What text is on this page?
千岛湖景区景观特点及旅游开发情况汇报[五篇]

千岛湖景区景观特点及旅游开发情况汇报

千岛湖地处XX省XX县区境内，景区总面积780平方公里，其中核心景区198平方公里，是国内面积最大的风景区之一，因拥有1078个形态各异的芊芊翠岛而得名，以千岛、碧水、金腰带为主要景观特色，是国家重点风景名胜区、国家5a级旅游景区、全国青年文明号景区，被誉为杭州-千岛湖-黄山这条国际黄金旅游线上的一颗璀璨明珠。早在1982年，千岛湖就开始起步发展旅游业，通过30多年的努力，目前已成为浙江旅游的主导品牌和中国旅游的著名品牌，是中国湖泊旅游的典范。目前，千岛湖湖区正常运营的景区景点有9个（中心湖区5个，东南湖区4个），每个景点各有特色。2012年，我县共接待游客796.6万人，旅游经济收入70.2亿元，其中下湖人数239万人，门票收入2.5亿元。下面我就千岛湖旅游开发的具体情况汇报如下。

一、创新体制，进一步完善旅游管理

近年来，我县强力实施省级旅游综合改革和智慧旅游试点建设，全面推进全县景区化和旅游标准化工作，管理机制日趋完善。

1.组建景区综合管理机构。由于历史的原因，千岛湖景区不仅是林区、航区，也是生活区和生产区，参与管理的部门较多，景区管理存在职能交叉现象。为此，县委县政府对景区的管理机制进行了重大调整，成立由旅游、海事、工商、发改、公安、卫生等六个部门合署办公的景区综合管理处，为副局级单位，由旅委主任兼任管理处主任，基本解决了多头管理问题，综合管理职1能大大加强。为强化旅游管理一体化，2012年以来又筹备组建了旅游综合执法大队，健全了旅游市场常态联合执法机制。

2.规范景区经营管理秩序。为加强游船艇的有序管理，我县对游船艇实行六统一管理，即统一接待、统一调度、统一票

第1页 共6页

EXERCISE REQUIREMENTS: Reproduce every line of the data verbatim.

SOLUTION:
What text is on this page?
千岛湖景区景观特点及旅游开发情况汇报[五篇]

千岛湖景区景观特点及旅游开发情况汇报

千岛湖地处XX省XX县区境内，景区总面积780平方公里，其中核心景区198平方公里，是国内面积最大的风景区之一，因拥有1078个形态各异的芊芊翠岛而得名，以千岛、碧水、金腰带为主要景观特色，是国家重点风景名胜区、国家5a级旅游景区、全国青年文明号景区，被誉为杭州-千岛湖-黄山这条国际黄金旅游线上的一颗璀璨明珠。早在1982年，千岛湖就开始起步发展旅游业，通过30多年的努力，目前已成为浙江旅游的主导品牌和中国旅游的著名品牌，是中国湖泊旅游的典范。目前，千岛湖湖区正常运营的景区景点有9个（中心湖区5个，东南湖区4个），每个景点各有特色。2012年，我县共接待游客796.6万人，旅游经济收入70.2亿元，其中下湖人数239万人，门票收入2.5亿元。下面我就千岛湖旅游开发的具体情况汇报如下。

一、创新体制，进一步完善旅游管理

近年来，我县强力实施省级旅游综合改革和智慧旅游试点建设，全面推进全县景区化和旅游标准化工作，管理机制日趋完善。

1.组建景区综合管理机构。由于历史的原因，千岛湖景区不仅是林区、航区，也是生活区和生产区，参与管理的部门较多，景区管理存在职能交叉现象。为此，县委县政府对景区的管理机制进行了重大调整，成立由旅游、海事、工商、发改、公安、卫生等六个部门合署办公的景区综合管理处，为副局级单位，由旅委主任兼任管理处主任，基本解决了多头管理问题，综合管理职1能大大加强。为强化旅游管理一体化，2012年以来又筹备组建了旅游综合执法大队，健全了旅游市场常态联合执法机制。

2.规范景区经营管理秩序。为加强游船艇的有序管理，我县对游船艇实行六统一管理，即统一接待、统一调度、统一票

第1页 共6页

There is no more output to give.